Requirement: Determine the number of lines containing the word "Knit", and state that figure alone.

— Begin Data to process —

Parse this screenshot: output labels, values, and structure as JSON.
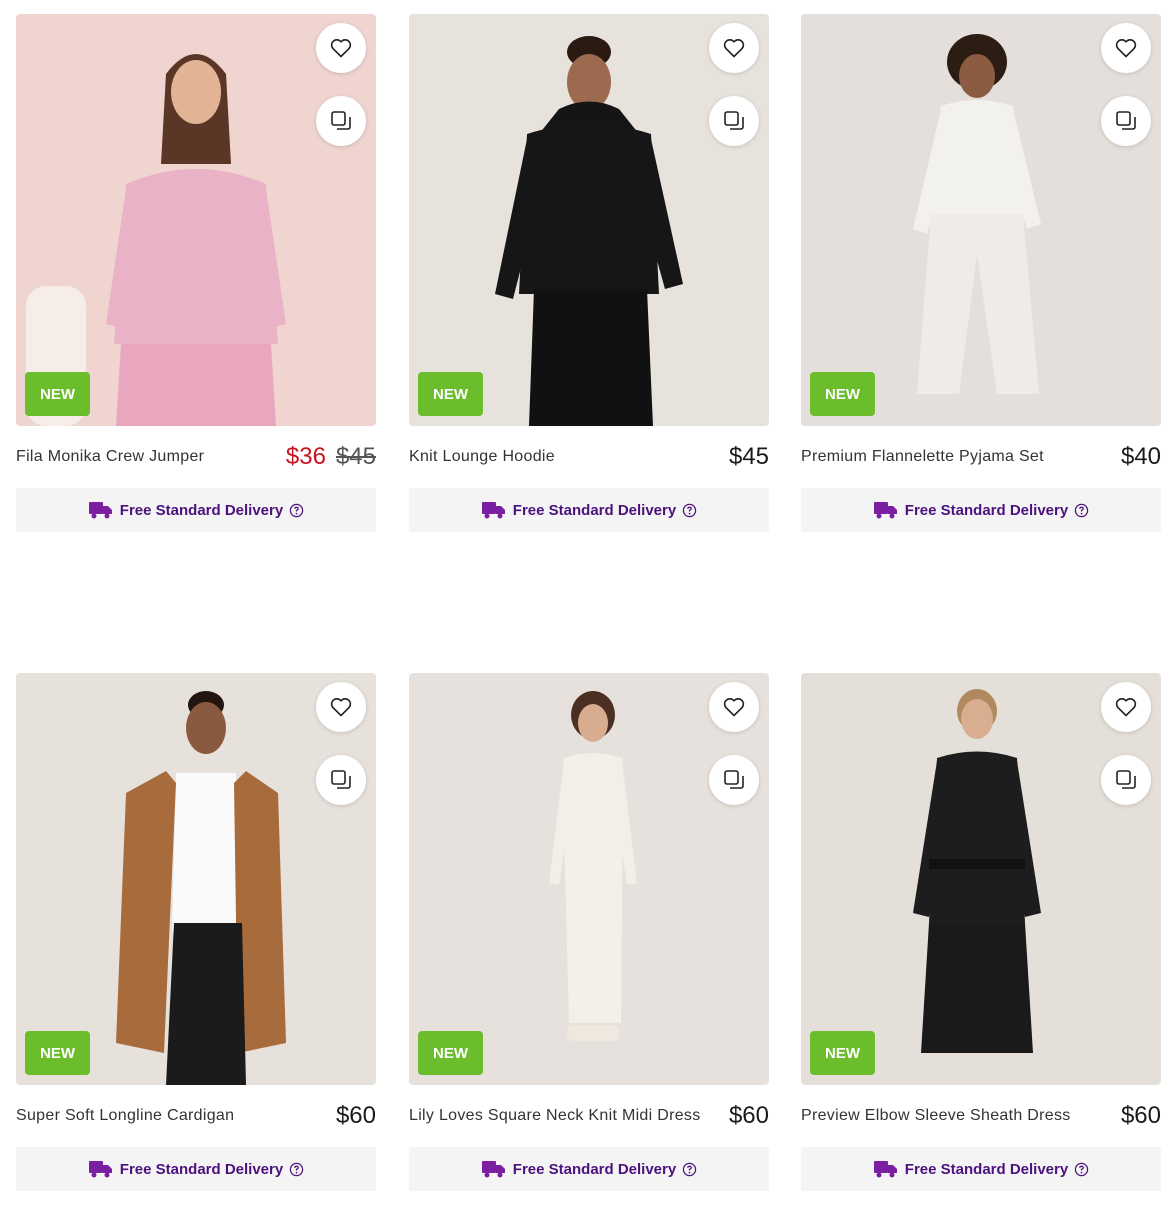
{
  "badge_label": "NEW",
  "delivery_label": "Free Standard Delivery",
  "colors": {
    "badge": "#6cbd2c",
    "sale": "#c8141e",
    "delivery": "#4b127d"
  },
  "icons": {
    "wishlist": "heart-icon",
    "compare": "compare-icon",
    "delivery": "delivery-truck-icon",
    "info": "question-circle-icon"
  },
  "products": [
    {
      "name": "Fila Monika Crew Jumper",
      "price": "$36",
      "was_price": "$45",
      "on_sale": true
    },
    {
      "name": "Knit Lounge Hoodie",
      "price": "$45"
    },
    {
      "name": "Premium Flannelette Pyjama Set",
      "price": "$40"
    },
    {
      "name": "Super Soft Longline Cardigan",
      "price": "$60"
    },
    {
      "name": "Lily Loves Square Neck Knit Midi Dress",
      "price": "$60"
    },
    {
      "name": "Preview Elbow Sleeve Sheath Dress",
      "price": "$60"
    }
  ]
}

— End Data to process —

Completed task: 2